* STORED DATA:
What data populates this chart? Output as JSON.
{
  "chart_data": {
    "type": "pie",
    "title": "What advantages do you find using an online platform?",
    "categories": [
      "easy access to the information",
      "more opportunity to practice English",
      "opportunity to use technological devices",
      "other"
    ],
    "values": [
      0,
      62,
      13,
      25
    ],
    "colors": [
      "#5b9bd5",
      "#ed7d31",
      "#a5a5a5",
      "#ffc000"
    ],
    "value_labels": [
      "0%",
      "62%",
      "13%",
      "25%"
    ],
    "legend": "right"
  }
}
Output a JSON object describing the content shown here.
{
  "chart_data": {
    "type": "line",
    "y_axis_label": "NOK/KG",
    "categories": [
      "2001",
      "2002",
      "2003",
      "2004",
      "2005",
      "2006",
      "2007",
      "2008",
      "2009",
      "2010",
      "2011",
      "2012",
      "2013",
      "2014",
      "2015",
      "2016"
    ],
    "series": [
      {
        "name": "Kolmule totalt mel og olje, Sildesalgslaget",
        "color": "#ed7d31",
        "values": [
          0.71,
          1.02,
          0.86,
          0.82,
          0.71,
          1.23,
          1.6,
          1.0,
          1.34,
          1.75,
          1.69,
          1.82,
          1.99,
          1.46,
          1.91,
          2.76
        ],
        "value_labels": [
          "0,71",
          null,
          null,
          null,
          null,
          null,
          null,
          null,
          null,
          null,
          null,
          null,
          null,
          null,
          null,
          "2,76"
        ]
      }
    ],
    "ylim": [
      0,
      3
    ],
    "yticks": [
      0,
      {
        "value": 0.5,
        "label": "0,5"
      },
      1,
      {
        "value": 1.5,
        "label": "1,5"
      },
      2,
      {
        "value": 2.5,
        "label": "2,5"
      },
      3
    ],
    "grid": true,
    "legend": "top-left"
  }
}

* PROBLEM:
Print all of the data exactly as it was given.

* THE ANSWER:
What data populates this chart? Output as JSON.
{
  "chart_data": {
    "type": "pie",
    "title": "What advantages do you find using an online platform?",
    "categories": [
      "easy access to the information",
      "more opportunity to practice English",
      "opportunity to use technological devices",
      "other"
    ],
    "values": [
      0,
      62,
      13,
      25
    ],
    "colors": [
      "#5b9bd5",
      "#ed7d31",
      "#a5a5a5",
      "#ffc000"
    ],
    "value_labels": [
      "0%",
      "62%",
      "13%",
      "25%"
    ],
    "legend": "right"
  }
}
Output a JSON object describing the content shown here.
{
  "chart_data": {
    "type": "line",
    "y_axis_label": "NOK/KG",
    "categories": [
      "2001",
      "2002",
      "2003",
      "2004",
      "2005",
      "2006",
      "2007",
      "2008",
      "2009",
      "2010",
      "2011",
      "2012",
      "2013",
      "2014",
      "2015",
      "2016"
    ],
    "series": [
      {
        "name": "Kolmule totalt mel og olje, Sildesalgslaget",
        "color": "#ed7d31",
        "values": [
          0.71,
          1.02,
          0.86,
          0.82,
          0.71,
          1.23,
          1.6,
          1.0,
          1.34,
          1.75,
          1.69,
          1.82,
          1.99,
          1.46,
          1.91,
          2.76
        ],
        "value_labels": [
          "0,71",
          null,
          null,
          null,
          null,
          null,
          null,
          null,
          null,
          null,
          null,
          null,
          null,
          null,
          null,
          "2,76"
        ]
      }
    ],
    "ylim": [
      0,
      3
    ],
    "yticks": [
      0,
      {
        "value": 0.5,
        "label": "0,5"
      },
      1,
      {
        "value": 1.5,
        "label": "1,5"
      },
      2,
      {
        "value": 2.5,
        "label": "2,5"
      },
      3
    ],
    "grid": true,
    "legend": "top-left"
  }
}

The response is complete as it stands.